SET TASK » Write out all of the data exactly as it appears.
+--
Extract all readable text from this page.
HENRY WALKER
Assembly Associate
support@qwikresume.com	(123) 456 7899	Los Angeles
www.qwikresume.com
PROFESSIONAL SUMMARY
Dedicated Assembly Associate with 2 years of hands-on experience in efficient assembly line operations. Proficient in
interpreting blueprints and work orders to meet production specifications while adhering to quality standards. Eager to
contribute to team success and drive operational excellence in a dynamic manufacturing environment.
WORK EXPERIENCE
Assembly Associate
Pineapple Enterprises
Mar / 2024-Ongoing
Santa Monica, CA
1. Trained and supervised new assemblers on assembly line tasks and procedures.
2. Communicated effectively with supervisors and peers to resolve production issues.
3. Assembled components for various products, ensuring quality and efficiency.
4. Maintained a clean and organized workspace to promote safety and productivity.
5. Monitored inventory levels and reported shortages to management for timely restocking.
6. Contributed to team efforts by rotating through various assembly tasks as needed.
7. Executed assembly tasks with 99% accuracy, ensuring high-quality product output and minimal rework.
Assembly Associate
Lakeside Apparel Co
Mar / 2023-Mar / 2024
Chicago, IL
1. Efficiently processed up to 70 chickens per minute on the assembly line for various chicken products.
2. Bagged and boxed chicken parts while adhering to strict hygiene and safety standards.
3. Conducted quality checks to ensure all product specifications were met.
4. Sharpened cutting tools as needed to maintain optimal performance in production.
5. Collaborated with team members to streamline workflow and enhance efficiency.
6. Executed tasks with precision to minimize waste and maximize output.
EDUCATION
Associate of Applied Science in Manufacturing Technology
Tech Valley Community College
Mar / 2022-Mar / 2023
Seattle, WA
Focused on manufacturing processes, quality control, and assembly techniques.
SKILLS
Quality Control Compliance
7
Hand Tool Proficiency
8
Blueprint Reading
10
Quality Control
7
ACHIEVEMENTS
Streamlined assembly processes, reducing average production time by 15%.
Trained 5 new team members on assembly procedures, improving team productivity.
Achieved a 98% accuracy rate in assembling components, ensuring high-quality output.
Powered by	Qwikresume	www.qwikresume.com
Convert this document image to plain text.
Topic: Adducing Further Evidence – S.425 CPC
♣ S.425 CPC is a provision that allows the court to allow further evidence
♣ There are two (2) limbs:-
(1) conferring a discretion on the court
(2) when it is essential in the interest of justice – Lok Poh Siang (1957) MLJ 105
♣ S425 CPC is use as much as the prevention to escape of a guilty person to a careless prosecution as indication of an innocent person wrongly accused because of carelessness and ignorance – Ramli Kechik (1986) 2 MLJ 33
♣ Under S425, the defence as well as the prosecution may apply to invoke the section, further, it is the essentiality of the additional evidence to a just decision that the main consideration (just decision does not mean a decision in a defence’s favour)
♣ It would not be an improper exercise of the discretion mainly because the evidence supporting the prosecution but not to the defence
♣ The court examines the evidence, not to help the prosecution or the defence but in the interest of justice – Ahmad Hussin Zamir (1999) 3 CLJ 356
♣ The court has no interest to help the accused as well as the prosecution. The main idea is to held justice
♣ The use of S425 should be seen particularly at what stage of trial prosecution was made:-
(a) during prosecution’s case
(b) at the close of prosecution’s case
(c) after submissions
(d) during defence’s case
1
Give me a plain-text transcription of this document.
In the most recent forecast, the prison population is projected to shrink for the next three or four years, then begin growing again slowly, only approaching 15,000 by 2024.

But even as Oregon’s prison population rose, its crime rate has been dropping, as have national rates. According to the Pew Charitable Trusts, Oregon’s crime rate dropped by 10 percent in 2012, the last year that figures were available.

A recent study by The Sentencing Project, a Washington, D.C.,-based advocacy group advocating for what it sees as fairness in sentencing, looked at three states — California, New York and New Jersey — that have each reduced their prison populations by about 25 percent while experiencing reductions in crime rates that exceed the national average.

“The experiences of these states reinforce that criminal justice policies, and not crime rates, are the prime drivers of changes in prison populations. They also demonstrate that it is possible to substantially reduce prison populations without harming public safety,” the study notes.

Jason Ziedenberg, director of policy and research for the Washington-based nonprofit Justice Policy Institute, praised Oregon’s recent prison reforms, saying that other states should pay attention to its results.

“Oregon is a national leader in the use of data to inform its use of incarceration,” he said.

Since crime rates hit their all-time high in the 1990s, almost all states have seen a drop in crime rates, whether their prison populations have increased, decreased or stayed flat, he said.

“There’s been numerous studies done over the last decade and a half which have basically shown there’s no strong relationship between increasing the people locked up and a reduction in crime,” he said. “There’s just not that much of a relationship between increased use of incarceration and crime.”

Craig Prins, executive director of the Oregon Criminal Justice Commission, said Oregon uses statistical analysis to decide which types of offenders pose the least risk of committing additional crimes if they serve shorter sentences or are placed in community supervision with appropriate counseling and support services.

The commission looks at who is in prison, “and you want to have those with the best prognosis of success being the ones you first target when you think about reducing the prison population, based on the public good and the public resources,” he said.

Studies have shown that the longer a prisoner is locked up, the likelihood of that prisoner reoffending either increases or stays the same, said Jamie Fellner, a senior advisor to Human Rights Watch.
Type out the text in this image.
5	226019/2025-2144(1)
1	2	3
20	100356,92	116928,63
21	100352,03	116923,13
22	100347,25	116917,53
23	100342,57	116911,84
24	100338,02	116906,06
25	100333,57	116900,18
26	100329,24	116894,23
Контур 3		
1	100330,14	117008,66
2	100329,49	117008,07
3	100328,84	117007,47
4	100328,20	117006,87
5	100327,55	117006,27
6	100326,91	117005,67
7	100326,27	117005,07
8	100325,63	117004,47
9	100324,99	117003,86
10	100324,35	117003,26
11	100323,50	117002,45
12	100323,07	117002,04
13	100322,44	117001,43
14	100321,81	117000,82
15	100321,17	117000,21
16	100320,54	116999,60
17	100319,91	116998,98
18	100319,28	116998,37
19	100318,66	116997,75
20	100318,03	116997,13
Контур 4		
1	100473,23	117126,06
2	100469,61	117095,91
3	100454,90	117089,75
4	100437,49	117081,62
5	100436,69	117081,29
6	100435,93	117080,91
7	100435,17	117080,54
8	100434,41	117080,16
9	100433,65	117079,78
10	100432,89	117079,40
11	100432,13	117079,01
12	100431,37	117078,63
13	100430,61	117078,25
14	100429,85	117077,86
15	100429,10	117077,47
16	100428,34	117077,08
+--
EXPECTED ANSWER »
Extract all readable text from this page.
HENRY WALKER
Assembly Associate
support@qwikresume.com	(123) 456 7899	Los Angeles
www.qwikresume.com
PROFESSIONAL SUMMARY
Dedicated Assembly Associate with 2 years of hands-on experience in efficient assembly line operations. Proficient in
interpreting blueprints and work orders to meet production specifications while adhering to quality standards. Eager to
contribute to team success and drive operational excellence in a dynamic manufacturing environment.
WORK EXPERIENCE
Assembly Associate
Pineapple Enterprises
Mar / 2024-Ongoing
Santa Monica, CA
1. Trained and supervised new assemblers on assembly line tasks and procedures.
2. Communicated effectively with supervisors and peers to resolve production issues.
3. Assembled components for various products, ensuring quality and efficiency.
4. Maintained a clean and organized workspace to promote safety and productivity.
5. Monitored inventory levels and reported shortages to management for timely restocking.
6. Contributed to team efforts by rotating through various assembly tasks as needed.
7. Executed assembly tasks with 99% accuracy, ensuring high-quality product output and minimal rework.
Assembly Associate
Lakeside Apparel Co
Mar / 2023-Mar / 2024
Chicago, IL
1. Efficiently processed up to 70 chickens per minute on the assembly line for various chicken products.
2. Bagged and boxed chicken parts while adhering to strict hygiene and safety standards.
3. Conducted quality checks to ensure all product specifications were met.
4. Sharpened cutting tools as needed to maintain optimal performance in production.
5. Collaborated with team members to streamline workflow and enhance efficiency.
6. Executed tasks with precision to minimize waste and maximize output.
EDUCATION
Associate of Applied Science in Manufacturing Technology
Tech Valley Community College
Mar / 2022-Mar / 2023
Seattle, WA
Focused on manufacturing processes, quality control, and assembly techniques.
SKILLS
Quality Control Compliance
7
Hand Tool Proficiency
8
Blueprint Reading
10
Quality Control
7
ACHIEVEMENTS
Streamlined assembly processes, reducing average production time by 15%.
Trained 5 new team members on assembly procedures, improving team productivity.
Achieved a 98% accuracy rate in assembling components, ensuring high-quality output.
Powered by	Qwikresume	www.qwikresume.com
Convert this document image to plain text.
Topic: Adducing Further Evidence – S.425 CPC
♣ S.425 CPC is a provision that allows the court to allow further evidence
♣ There are two (2) limbs:-
(1) conferring a discretion on the court
(2) when it is essential in the interest of justice – Lok Poh Siang (1957) MLJ 105
♣ S425 CPC is use as much as the prevention to escape of a guilty person to a careless prosecution as indication of an innocent person wrongly accused because of carelessness and ignorance – Ramli Kechik (1986) 2 MLJ 33
♣ Under S425, the defence as well as the prosecution may apply to invoke the section, further, it is the essentiality of the additional evidence to a just decision that the main consideration (just decision does not mean a decision in a defence’s favour)
♣ It would not be an improper exercise of the discretion mainly because the evidence supporting the prosecution but not to the defence
♣ The court examines the evidence, not to help the prosecution or the defence but in the interest of justice – Ahmad Hussin Zamir (1999) 3 CLJ 356
♣ The court has no interest to help the accused as well as the prosecution. The main idea is to held justice
♣ The use of S425 should be seen particularly at what stage of trial prosecution was made:-
(a) during prosecution’s case
(b) at the close of prosecution’s case
(c) after submissions
(d) during defence’s case
1
Give me a plain-text transcription of this document.
In the most recent forecast, the prison population is projected to shrink for the next three or four years, then begin growing again slowly, only approaching 15,000 by 2024.

But even as Oregon’s prison population rose, its crime rate has been dropping, as have national rates. According to the Pew Charitable Trusts, Oregon’s crime rate dropped by 10 percent in 2012, the last year that figures were available.

A recent study by The Sentencing Project, a Washington, D.C.,-based advocacy group advocating for what it sees as fairness in sentencing, looked at three states — California, New York and New Jersey — that have each reduced their prison populations by about 25 percent while experiencing reductions in crime rates that exceed the national average.

“The experiences of these states reinforce that criminal justice policies, and not crime rates, are the prime drivers of changes in prison populations. They also demonstrate that it is possible to substantially reduce prison populations without harming public safety,” the study notes.

Jason Ziedenberg, director of policy and research for the Washington-based nonprofit Justice Policy Institute, praised Oregon’s recent prison reforms, saying that other states should pay attention to its results.

“Oregon is a national leader in the use of data to inform its use of incarceration,” he said.

Since crime rates hit their all-time high in the 1990s, almost all states have seen a drop in crime rates, whether their prison populations have increased, decreased or stayed flat, he said.

“There’s been numerous studies done over the last decade and a half which have basically shown there’s no strong relationship between increasing the people locked up and a reduction in crime,” he said. “There’s just not that much of a relationship between increased use of incarceration and crime.”

Craig Prins, executive director of the Oregon Criminal Justice Commission, said Oregon uses statistical analysis to decide which types of offenders pose the least risk of committing additional crimes if they serve shorter sentences or are placed in community supervision with appropriate counseling and support services.

The commission looks at who is in prison, “and you want to have those with the best prognosis of success being the ones you first target when you think about reducing the prison population, based on the public good and the public resources,” he said.

Studies have shown that the longer a prisoner is locked up, the likelihood of that prisoner reoffending either increases or stays the same, said Jamie Fellner, a senior advisor to Human Rights Watch.
Type out the text in this image.
5	226019/2025-2144(1)
1	2	3
20	100356,92	116928,63
21	100352,03	116923,13
22	100347,25	116917,53
23	100342,57	116911,84
24	100338,02	116906,06
25	100333,57	116900,18
26	100329,24	116894,23
Контур 3		
1	100330,14	117008,66
2	100329,49	117008,07
3	100328,84	117007,47
4	100328,20	117006,87
5	100327,55	117006,27
6	100326,91	117005,67
7	100326,27	117005,07
8	100325,63	117004,47
9	100324,99	117003,86
10	100324,35	117003,26
11	100323,50	117002,45
12	100323,07	117002,04
13	100322,44	117001,43
14	100321,81	117000,82
15	100321,17	117000,21
16	100320,54	116999,60
17	100319,91	116998,98
18	100319,28	116998,37
19	100318,66	116997,75
20	100318,03	116997,13
Контур 4		
1	100473,23	117126,06
2	100469,61	117095,91
3	100454,90	117089,75
4	100437,49	117081,62
5	100436,69	117081,29
6	100435,93	117080,91
7	100435,17	117080,54
8	100434,41	117080,16
9	100433,65	117079,78
10	100432,89	117079,40
11	100432,13	117079,01
12	100431,37	117078,63
13	100430,61	117078,25
14	100429,85	117077,86
15	100429,10	117077,47
16	100428,34	117077,08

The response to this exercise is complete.